### STATED PROBLEM
Output the material word for word. Leave each picture out.

[Items from a dataset]
┄┄┄┄┄┄

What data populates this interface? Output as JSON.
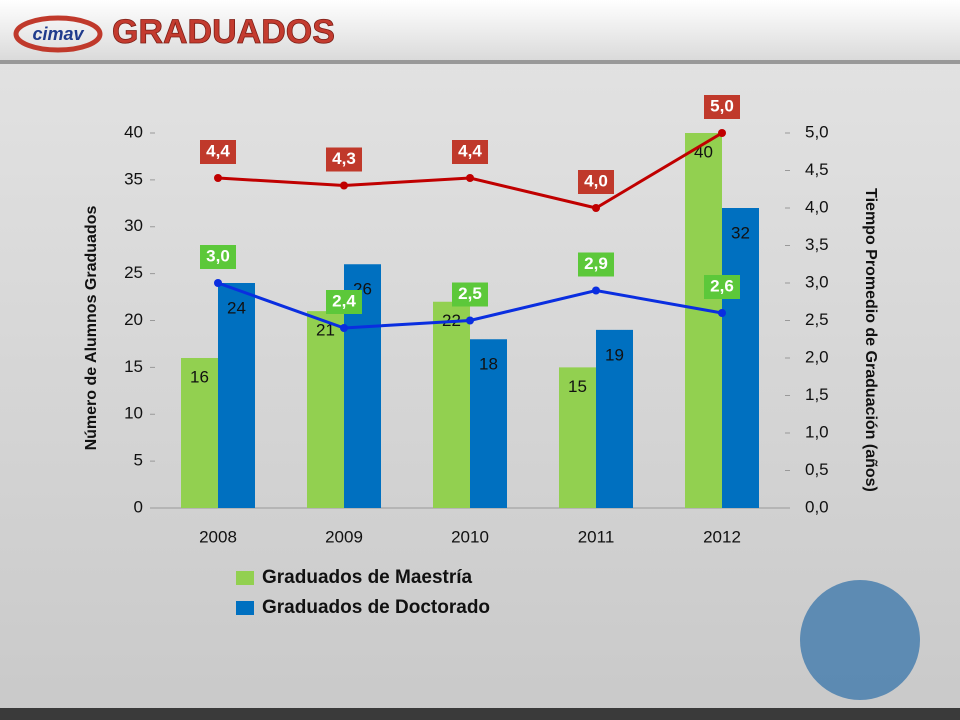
{
  "header": {
    "logo": "cimav"
  },
  "chart_data": {
    "type": "bar",
    "title": "GRADUADOS",
    "y_label": "Número de Alumnos Graduados",
    "y2_label": "Tiempo Promedio de Graduación (años)",
    "categories": [
      "2008",
      "2009",
      "2010",
      "2011",
      "2012"
    ],
    "series": [
      {
        "name": "Graduados de Maestría",
        "type": "bar",
        "color": "#92d050",
        "values": [
          16,
          21,
          22,
          15,
          40
        ]
      },
      {
        "name": "Graduados de Doctorado",
        "type": "bar",
        "color": "#0070c0",
        "values": [
          24,
          26,
          18,
          19,
          32
        ]
      },
      {
        "type": "line",
        "axis": "y2",
        "color": "#c00000",
        "label_color": "#c0392b",
        "values": [
          4.4,
          4.3,
          4.4,
          4.0,
          5.0
        ],
        "value_labels": [
          "4,4",
          "4,3",
          "4,4",
          "4,0",
          "5,0"
        ]
      },
      {
        "type": "line",
        "axis": "y2",
        "color": "#0a2ee0",
        "label_color": "#5cc83a",
        "values": [
          3.0,
          2.4,
          2.5,
          2.9,
          2.6
        ],
        "value_labels": [
          "3,0",
          "2,4",
          "2,5",
          "2,9",
          "2,6"
        ]
      }
    ],
    "ylim": [
      0,
      40
    ],
    "yticks": [
      0,
      5,
      10,
      15,
      20,
      25,
      30,
      35,
      40
    ],
    "y2lim": [
      0,
      5
    ],
    "y2ticks": [
      {
        "value": 0,
        "label": "0,0"
      },
      {
        "value": 0.5,
        "label": "0,5"
      },
      {
        "value": 1,
        "label": "1,0"
      },
      {
        "value": 1.5,
        "label": "1,5"
      },
      {
        "value": 2,
        "label": "2,0"
      },
      {
        "value": 2.5,
        "label": "2,5"
      },
      {
        "value": 3,
        "label": "3,0"
      },
      {
        "value": 3.5,
        "label": "3,5"
      },
      {
        "value": 4,
        "label": "4,0"
      },
      {
        "value": 4.5,
        "label": "4,5"
      },
      {
        "value": 5,
        "label": "5,0"
      }
    ],
    "legend": "bottom"
  }
}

┄┄┄┄┄┄

### COMPLETE OUTPUT
What data populates this interface? Output as JSON.
{
  "header": {
    "logo": "cimav"
  },
  "chart_data": {
    "type": "bar",
    "title": "GRADUADOS",
    "y_label": "Número de Alumnos Graduados",
    "y2_label": "Tiempo Promedio de Graduación (años)",
    "categories": [
      "2008",
      "2009",
      "2010",
      "2011",
      "2012"
    ],
    "series": [
      {
        "name": "Graduados de Maestría",
        "type": "bar",
        "color": "#92d050",
        "values": [
          16,
          21,
          22,
          15,
          40
        ]
      },
      {
        "name": "Graduados de Doctorado",
        "type": "bar",
        "color": "#0070c0",
        "values": [
          24,
          26,
          18,
          19,
          32
        ]
      },
      {
        "type": "line",
        "axis": "y2",
        "color": "#c00000",
        "label_color": "#c0392b",
        "values": [
          4.4,
          4.3,
          4.4,
          4.0,
          5.0
        ],
        "value_labels": [
          "4,4",
          "4,3",
          "4,4",
          "4,0",
          "5,0"
        ]
      },
      {
        "type": "line",
        "axis": "y2",
        "color": "#0a2ee0",
        "label_color": "#5cc83a",
        "values": [
          3.0,
          2.4,
          2.5,
          2.9,
          2.6
        ],
        "value_labels": [
          "3,0",
          "2,4",
          "2,5",
          "2,9",
          "2,6"
        ]
      }
    ],
    "ylim": [
      0,
      40
    ],
    "yticks": [
      0,
      5,
      10,
      15,
      20,
      25,
      30,
      35,
      40
    ],
    "y2lim": [
      0,
      5
    ],
    "y2ticks": [
      {
        "value": 0,
        "label": "0,0"
      },
      {
        "value": 0.5,
        "label": "0,5"
      },
      {
        "value": 1,
        "label": "1,0"
      },
      {
        "value": 1.5,
        "label": "1,5"
      },
      {
        "value": 2,
        "label": "2,0"
      },
      {
        "value": 2.5,
        "label": "2,5"
      },
      {
        "value": 3,
        "label": "3,0"
      },
      {
        "value": 3.5,
        "label": "3,5"
      },
      {
        "value": 4,
        "label": "4,0"
      },
      {
        "value": 4.5,
        "label": "4,5"
      },
      {
        "value": 5,
        "label": "5,0"
      }
    ],
    "legend": "bottom"
  }
}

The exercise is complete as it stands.